**MATERIALS PROVIDED**.
============================================================

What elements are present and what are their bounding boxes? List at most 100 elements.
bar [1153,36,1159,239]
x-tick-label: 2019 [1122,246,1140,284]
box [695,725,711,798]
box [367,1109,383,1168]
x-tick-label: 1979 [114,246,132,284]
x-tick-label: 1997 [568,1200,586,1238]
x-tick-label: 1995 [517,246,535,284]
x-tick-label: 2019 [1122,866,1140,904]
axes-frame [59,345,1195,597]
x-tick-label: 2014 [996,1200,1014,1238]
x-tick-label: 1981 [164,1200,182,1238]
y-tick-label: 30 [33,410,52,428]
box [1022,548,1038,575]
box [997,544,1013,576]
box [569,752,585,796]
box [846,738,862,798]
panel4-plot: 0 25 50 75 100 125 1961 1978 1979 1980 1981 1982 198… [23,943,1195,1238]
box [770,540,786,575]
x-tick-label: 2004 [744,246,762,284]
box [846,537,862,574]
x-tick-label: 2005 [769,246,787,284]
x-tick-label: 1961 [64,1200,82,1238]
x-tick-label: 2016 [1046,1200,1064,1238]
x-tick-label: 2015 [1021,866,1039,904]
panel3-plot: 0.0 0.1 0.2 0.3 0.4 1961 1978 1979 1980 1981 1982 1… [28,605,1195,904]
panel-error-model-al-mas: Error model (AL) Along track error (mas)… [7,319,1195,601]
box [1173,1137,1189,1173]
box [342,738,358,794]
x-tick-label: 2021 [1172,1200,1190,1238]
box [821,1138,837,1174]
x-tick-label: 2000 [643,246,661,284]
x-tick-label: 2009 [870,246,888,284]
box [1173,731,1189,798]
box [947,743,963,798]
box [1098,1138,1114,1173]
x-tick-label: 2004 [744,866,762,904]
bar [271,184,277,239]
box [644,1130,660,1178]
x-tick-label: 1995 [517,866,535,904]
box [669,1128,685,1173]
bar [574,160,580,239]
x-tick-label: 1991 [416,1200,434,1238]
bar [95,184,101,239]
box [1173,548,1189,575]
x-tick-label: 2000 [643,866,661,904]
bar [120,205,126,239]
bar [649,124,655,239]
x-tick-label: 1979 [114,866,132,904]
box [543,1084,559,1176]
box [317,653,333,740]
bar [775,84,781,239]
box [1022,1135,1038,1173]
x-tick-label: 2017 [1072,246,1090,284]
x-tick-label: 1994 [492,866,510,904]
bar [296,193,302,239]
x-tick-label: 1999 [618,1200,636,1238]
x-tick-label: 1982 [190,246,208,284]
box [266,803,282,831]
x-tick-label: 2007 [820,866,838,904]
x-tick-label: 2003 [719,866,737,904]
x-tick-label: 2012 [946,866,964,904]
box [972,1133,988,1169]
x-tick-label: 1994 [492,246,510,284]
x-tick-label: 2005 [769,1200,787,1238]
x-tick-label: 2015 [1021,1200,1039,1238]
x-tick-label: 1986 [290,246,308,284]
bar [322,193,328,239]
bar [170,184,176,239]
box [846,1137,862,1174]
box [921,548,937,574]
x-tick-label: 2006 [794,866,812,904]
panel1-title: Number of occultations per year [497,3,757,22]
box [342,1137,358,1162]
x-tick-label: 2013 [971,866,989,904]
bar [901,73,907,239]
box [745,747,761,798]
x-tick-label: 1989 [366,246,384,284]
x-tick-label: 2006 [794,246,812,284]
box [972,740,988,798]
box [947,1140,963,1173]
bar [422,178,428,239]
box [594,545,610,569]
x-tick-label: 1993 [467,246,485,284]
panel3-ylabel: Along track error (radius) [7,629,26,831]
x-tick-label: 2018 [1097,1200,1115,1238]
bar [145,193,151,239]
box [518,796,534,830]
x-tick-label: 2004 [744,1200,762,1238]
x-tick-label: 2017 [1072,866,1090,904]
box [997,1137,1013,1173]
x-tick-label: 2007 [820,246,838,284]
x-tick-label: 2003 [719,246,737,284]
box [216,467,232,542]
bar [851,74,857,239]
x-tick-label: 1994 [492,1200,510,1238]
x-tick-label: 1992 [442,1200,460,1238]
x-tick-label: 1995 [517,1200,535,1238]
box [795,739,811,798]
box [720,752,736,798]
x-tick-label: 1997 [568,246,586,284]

============================================================

**WHAT IS EXPECTED**.
Reproduce, without any change, the rows from the start of the records through the line containing "bar [170,184,176,239]", with both ends included.

**IN RESPONSE**.
What elements are present and what are their bounding boxes? List at most 100 elements.
bar [1153,36,1159,239]
x-tick-label: 2019 [1122,246,1140,284]
box [695,725,711,798]
box [367,1109,383,1168]
x-tick-label: 1979 [114,246,132,284]
x-tick-label: 1997 [568,1200,586,1238]
x-tick-label: 1995 [517,246,535,284]
x-tick-label: 2019 [1122,866,1140,904]
axes-frame [59,345,1195,597]
x-tick-label: 2014 [996,1200,1014,1238]
x-tick-label: 1981 [164,1200,182,1238]
y-tick-label: 30 [33,410,52,428]
box [1022,548,1038,575]
box [997,544,1013,576]
box [569,752,585,796]
box [846,738,862,798]
panel4-plot: 0 25 50 75 100 125 1961 1978 1979 1980 1981 1982 198… [23,943,1195,1238]
box [770,540,786,575]
x-tick-label: 2004 [744,246,762,284]
box [846,537,862,574]
x-tick-label: 2005 [769,246,787,284]
x-tick-label: 1961 [64,1200,82,1238]
x-tick-label: 2016 [1046,1200,1064,1238]
x-tick-label: 2015 [1021,866,1039,904]
panel3-plot: 0.0 0.1 0.2 0.3 0.4 1961 1978 1979 1980 1981 1982 1… [28,605,1195,904]
panel-error-model-al-mas: Error model (AL) Along track error (mas)… [7,319,1195,601]
box [1173,1137,1189,1173]
box [342,738,358,794]
x-tick-label: 2021 [1172,1200,1190,1238]
box [821,1138,837,1174]
x-tick-label: 2000 [643,246,661,284]
x-tick-label: 2009 [870,246,888,284]
box [1173,731,1189,798]
box [947,743,963,798]
box [1098,1138,1114,1173]
x-tick-label: 2004 [744,866,762,904]
bar [271,184,277,239]
box [644,1130,660,1178]
x-tick-label: 1995 [517,866,535,904]
box [669,1128,685,1173]
bar [574,160,580,239]
x-tick-label: 1991 [416,1200,434,1238]
bar [95,184,101,239]
box [1173,548,1189,575]
x-tick-label: 2000 [643,866,661,904]
bar [120,205,126,239]
bar [649,124,655,239]
x-tick-label: 1979 [114,866,132,904]
box [543,1084,559,1176]
box [317,653,333,740]
bar [775,84,781,239]
box [1022,1135,1038,1173]
x-tick-label: 2017 [1072,246,1090,284]
x-tick-label: 1994 [492,866,510,904]
bar [296,193,302,239]
x-tick-label: 1999 [618,1200,636,1238]
x-tick-label: 1982 [190,246,208,284]
box [266,803,282,831]
x-tick-label: 2007 [820,866,838,904]
x-tick-label: 2003 [719,866,737,904]
x-tick-label: 2012 [946,866,964,904]
box [972,1133,988,1169]
x-tick-label: 1994 [492,246,510,284]
x-tick-label: 2005 [769,1200,787,1238]
x-tick-label: 2015 [1021,1200,1039,1238]
x-tick-label: 1986 [290,246,308,284]
bar [322,193,328,239]
bar [170,184,176,239]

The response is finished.